** EXERCISE **
Send back the entries below exactly as they appear.

Saved entries
(begin)
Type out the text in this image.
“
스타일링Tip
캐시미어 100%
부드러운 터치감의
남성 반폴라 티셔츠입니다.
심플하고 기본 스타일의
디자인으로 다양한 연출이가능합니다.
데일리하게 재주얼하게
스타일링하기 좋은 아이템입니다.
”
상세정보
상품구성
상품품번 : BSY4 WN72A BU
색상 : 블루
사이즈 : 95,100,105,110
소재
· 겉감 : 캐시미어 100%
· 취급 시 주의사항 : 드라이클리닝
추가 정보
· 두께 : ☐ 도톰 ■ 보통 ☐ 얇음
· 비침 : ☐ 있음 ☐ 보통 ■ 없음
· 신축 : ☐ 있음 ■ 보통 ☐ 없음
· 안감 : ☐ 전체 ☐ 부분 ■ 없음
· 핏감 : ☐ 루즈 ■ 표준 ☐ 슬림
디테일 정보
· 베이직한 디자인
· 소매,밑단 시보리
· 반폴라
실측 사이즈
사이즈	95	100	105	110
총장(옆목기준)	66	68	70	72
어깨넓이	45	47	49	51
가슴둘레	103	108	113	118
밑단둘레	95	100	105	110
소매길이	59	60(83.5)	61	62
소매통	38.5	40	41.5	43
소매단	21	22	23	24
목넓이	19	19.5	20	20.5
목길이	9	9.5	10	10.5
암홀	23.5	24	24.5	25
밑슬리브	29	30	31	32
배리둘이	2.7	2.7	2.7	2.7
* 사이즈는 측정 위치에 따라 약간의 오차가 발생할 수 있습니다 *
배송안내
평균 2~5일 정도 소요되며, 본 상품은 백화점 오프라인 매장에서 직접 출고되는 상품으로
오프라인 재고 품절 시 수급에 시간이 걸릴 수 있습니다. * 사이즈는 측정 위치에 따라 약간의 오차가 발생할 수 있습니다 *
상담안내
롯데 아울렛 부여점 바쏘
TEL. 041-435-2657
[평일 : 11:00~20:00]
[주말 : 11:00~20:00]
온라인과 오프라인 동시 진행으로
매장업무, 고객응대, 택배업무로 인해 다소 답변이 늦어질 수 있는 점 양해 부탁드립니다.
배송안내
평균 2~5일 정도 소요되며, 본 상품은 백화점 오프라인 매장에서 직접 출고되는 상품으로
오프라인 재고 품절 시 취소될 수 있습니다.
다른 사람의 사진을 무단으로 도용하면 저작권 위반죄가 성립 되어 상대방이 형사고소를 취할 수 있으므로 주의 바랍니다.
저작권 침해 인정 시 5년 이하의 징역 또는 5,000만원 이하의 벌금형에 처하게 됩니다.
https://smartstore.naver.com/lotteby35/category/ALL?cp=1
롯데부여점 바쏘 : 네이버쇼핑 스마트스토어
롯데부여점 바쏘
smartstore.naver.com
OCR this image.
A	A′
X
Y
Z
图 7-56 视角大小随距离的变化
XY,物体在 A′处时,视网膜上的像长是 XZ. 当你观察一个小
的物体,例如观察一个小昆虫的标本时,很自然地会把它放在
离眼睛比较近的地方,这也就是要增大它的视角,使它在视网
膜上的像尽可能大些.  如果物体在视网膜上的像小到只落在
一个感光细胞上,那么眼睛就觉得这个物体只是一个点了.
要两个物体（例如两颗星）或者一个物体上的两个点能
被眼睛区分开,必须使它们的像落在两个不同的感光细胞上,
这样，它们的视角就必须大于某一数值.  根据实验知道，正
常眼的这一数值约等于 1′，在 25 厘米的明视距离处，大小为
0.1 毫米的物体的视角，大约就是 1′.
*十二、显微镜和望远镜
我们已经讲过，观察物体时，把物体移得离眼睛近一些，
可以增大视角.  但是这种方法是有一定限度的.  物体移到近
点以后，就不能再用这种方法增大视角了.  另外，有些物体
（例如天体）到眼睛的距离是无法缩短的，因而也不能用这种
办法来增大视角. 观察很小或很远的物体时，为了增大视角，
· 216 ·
(end)
** WRITTEN SOLUTION **
Type out the text in this image.
“
스타일링Tip
캐시미어 100%
부드러운 터치감의
남성 반폴라 티셔츠입니다.
심플하고 기본 스타일의
디자인으로 다양한 연출이가능합니다.
데일리하게 재주얼하게
스타일링하기 좋은 아이템입니다.
”
상세정보
상품구성
상품품번 : BSY4 WN72A BU
색상 : 블루
사이즈 : 95,100,105,110
소재
· 겉감 : 캐시미어 100%
· 취급 시 주의사항 : 드라이클리닝
추가 정보
· 두께 : ☐ 도톰 ■ 보통 ☐ 얇음
· 비침 : ☐ 있음 ☐ 보통 ■ 없음
· 신축 : ☐ 있음 ■ 보통 ☐ 없음
· 안감 : ☐ 전체 ☐ 부분 ■ 없음
· 핏감 : ☐ 루즈 ■ 표준 ☐ 슬림
디테일 정보
· 베이직한 디자인
· 소매,밑단 시보리
· 반폴라
실측 사이즈
사이즈	95	100	105	110
총장(옆목기준)	66	68	70	72
어깨넓이	45	47	49	51
가슴둘레	103	108	113	118
밑단둘레	95	100	105	110
소매길이	59	60(83.5)	61	62
소매통	38.5	40	41.5	43
소매단	21	22	23	24
목넓이	19	19.5	20	20.5
목길이	9	9.5	10	10.5
암홀	23.5	24	24.5	25
밑슬리브	29	30	31	32
배리둘이	2.7	2.7	2.7	2.7
* 사이즈는 측정 위치에 따라 약간의 오차가 발생할 수 있습니다 *
배송안내
평균 2~5일 정도 소요되며, 본 상품은 백화점 오프라인 매장에서 직접 출고되는 상품으로
오프라인 재고 품절 시 수급에 시간이 걸릴 수 있습니다. * 사이즈는 측정 위치에 따라 약간의 오차가 발생할 수 있습니다 *
상담안내
롯데 아울렛 부여점 바쏘
TEL. 041-435-2657
[평일 : 11:00~20:00]
[주말 : 11:00~20:00]
온라인과 오프라인 동시 진행으로
매장업무, 고객응대, 택배업무로 인해 다소 답변이 늦어질 수 있는 점 양해 부탁드립니다.
배송안내
평균 2~5일 정도 소요되며, 본 상품은 백화점 오프라인 매장에서 직접 출고되는 상품으로
오프라인 재고 품절 시 취소될 수 있습니다.
다른 사람의 사진을 무단으로 도용하면 저작권 위반죄가 성립 되어 상대방이 형사고소를 취할 수 있으므로 주의 바랍니다.
저작권 침해 인정 시 5년 이하의 징역 또는 5,000만원 이하의 벌금형에 처하게 됩니다.
https://smartstore.naver.com/lotteby35/category/ALL?cp=1
롯데부여점 바쏘 : 네이버쇼핑 스마트스토어
롯데부여점 바쏘
smartstore.naver.com
OCR this image.
A	A′
X
Y
Z
图 7-56 视角大小随距离的变化
XY,物体在 A′处时,视网膜上的像长是 XZ. 当你观察一个小
的物体,例如观察一个小昆虫的标本时,很自然地会把它放在
离眼睛比较近的地方,这也就是要增大它的视角,使它在视网
膜上的像尽可能大些.  如果物体在视网膜上的像小到只落在
一个感光细胞上,那么眼睛就觉得这个物体只是一个点了.
要两个物体（例如两颗星）或者一个物体上的两个点能
被眼睛区分开,必须使它们的像落在两个不同的感光细胞上,
这样，它们的视角就必须大于某一数值.  根据实验知道，正
常眼的这一数值约等于 1′，在 25 厘米的明视距离处，大小为
0.1 毫米的物体的视角，大约就是 1′.
*十二、显微镜和望远镜
我们已经讲过，观察物体时，把物体移得离眼睛近一些，
可以增大视角.  但是这种方法是有一定限度的.  物体移到近
点以后，就不能再用这种方法增大视角了.  另外，有些物体
（例如天体）到眼睛的距离是无法缩短的，因而也不能用这种
办法来增大视角. 观察很小或很远的物体时，为了增大视角，
· 216 ·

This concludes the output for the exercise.